— BEGIN Extracted material —

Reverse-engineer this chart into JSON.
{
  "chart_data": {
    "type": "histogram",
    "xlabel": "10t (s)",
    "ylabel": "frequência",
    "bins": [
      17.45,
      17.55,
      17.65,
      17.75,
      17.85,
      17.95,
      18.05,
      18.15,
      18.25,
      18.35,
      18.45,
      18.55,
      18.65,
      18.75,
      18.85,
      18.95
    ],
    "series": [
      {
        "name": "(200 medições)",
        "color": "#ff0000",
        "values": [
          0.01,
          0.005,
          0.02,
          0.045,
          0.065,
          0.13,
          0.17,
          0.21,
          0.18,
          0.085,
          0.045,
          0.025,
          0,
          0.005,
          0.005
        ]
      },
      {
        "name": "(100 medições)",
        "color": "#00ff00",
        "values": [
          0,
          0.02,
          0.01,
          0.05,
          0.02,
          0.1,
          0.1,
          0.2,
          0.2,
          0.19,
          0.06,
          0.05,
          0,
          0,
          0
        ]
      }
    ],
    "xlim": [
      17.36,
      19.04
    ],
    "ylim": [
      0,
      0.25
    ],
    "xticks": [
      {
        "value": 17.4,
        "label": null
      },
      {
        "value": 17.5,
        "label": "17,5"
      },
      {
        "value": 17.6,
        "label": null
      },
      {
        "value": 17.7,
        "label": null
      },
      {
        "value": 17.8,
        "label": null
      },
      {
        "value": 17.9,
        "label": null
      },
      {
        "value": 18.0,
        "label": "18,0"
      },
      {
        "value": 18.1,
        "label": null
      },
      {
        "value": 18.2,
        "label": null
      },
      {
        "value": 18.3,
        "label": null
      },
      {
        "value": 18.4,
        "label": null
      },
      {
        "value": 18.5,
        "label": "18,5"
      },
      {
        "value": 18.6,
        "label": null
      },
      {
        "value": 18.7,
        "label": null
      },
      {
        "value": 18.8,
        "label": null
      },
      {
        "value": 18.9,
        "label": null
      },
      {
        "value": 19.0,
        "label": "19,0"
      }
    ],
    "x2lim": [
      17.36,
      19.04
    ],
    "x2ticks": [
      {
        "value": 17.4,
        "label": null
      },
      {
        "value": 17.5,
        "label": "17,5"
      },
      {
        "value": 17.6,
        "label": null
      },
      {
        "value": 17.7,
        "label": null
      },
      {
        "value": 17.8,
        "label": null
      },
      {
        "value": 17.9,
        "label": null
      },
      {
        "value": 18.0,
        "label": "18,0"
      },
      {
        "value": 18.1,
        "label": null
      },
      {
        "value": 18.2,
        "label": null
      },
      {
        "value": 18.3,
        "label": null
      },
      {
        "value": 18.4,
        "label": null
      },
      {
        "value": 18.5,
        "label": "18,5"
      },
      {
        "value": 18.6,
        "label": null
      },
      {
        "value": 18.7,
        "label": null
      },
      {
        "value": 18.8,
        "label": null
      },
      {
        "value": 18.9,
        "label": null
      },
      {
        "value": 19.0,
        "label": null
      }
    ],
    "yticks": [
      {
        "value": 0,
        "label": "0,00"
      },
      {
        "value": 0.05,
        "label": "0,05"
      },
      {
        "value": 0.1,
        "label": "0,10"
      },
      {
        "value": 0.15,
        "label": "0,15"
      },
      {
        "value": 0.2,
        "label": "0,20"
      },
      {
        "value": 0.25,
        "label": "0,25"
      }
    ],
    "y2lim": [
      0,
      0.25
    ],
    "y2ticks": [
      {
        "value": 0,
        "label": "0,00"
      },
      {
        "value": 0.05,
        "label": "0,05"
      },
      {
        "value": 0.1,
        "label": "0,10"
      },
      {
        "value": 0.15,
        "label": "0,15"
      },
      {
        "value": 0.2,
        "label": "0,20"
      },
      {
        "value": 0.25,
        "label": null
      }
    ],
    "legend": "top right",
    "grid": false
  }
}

— END Extracted material —

Written task =
The listing above should be transcribed in full, exactly as written.

Solution to the problem =
Reverse-engineer this chart into JSON.
{
  "chart_data": {
    "type": "histogram",
    "xlabel": "10t (s)",
    "ylabel": "frequência",
    "bins": [
      17.45,
      17.55,
      17.65,
      17.75,
      17.85,
      17.95,
      18.05,
      18.15,
      18.25,
      18.35,
      18.45,
      18.55,
      18.65,
      18.75,
      18.85,
      18.95
    ],
    "series": [
      {
        "name": "(200 medições)",
        "color": "#ff0000",
        "values": [
          0.01,
          0.005,
          0.02,
          0.045,
          0.065,
          0.13,
          0.17,
          0.21,
          0.18,
          0.085,
          0.045,
          0.025,
          0,
          0.005,
          0.005
        ]
      },
      {
        "name": "(100 medições)",
        "color": "#00ff00",
        "values": [
          0,
          0.02,
          0.01,
          0.05,
          0.02,
          0.1,
          0.1,
          0.2,
          0.2,
          0.19,
          0.06,
          0.05,
          0,
          0,
          0
        ]
      }
    ],
    "xlim": [
      17.36,
      19.04
    ],
    "ylim": [
      0,
      0.25
    ],
    "xticks": [
      {
        "value": 17.4,
        "label": null
      },
      {
        "value": 17.5,
        "label": "17,5"
      },
      {
        "value": 17.6,
        "label": null
      },
      {
        "value": 17.7,
        "label": null
      },
      {
        "value": 17.8,
        "label": null
      },
      {
        "value": 17.9,
        "label": null
      },
      {
        "value": 18.0,
        "label": "18,0"
      },
      {
        "value": 18.1,
        "label": null
      },
      {
        "value": 18.2,
        "label": null
      },
      {
        "value": 18.3,
        "label": null
      },
      {
        "value": 18.4,
        "label": null
      },
      {
        "value": 18.5,
        "label": "18,5"
      },
      {
        "value": 18.6,
        "label": null
      },
      {
        "value": 18.7,
        "label": null
      },
      {
        "value": 18.8,
        "label": null
      },
      {
        "value": 18.9,
        "label": null
      },
      {
        "value": 19.0,
        "label": "19,0"
      }
    ],
    "x2lim": [
      17.36,
      19.04
    ],
    "x2ticks": [
      {
        "value": 17.4,
        "label": null
      },
      {
        "value": 17.5,
        "label": "17,5"
      },
      {
        "value": 17.6,
        "label": null
      },
      {
        "value": 17.7,
        "label": null
      },
      {
        "value": 17.8,
        "label": null
      },
      {
        "value": 17.9,
        "label": null
      },
      {
        "value": 18.0,
        "label": "18,0"
      },
      {
        "value": 18.1,
        "label": null
      },
      {
        "value": 18.2,
        "label": null
      },
      {
        "value": 18.3,
        "label": null
      },
      {
        "value": 18.4,
        "label": null
      },
      {
        "value": 18.5,
        "label": "18,5"
      },
      {
        "value": 18.6,
        "label": null
      },
      {
        "value": 18.7,
        "label": null
      },
      {
        "value": 18.8,
        "label": null
      },
      {
        "value": 18.9,
        "label": null
      },
      {
        "value": 19.0,
        "label": null
      }
    ],
    "yticks": [
      {
        "value": 0,
        "label": "0,00"
      },
      {
        "value": 0.05,
        "label": "0,05"
      },
      {
        "value": 0.1,
        "label": "0,10"
      },
      {
        "value": 0.15,
        "label": "0,15"
      },
      {
        "value": 0.2,
        "label": "0,20"
      },
      {
        "value": 0.25,
        "label": "0,25"
      }
    ],
    "y2lim": [
      0,
      0.25
    ],
    "y2ticks": [
      {
        "value": 0,
        "label": "0,00"
      },
      {
        "value": 0.05,
        "label": "0,05"
      },
      {
        "value": 0.1,
        "label": "0,10"
      },
      {
        "value": 0.15,
        "label": "0,15"
      },
      {
        "value": 0.2,
        "label": "0,20"
      },
      {
        "value": 0.25,
        "label": null
      }
    ],
    "legend": "top right",
    "grid": false
  }
}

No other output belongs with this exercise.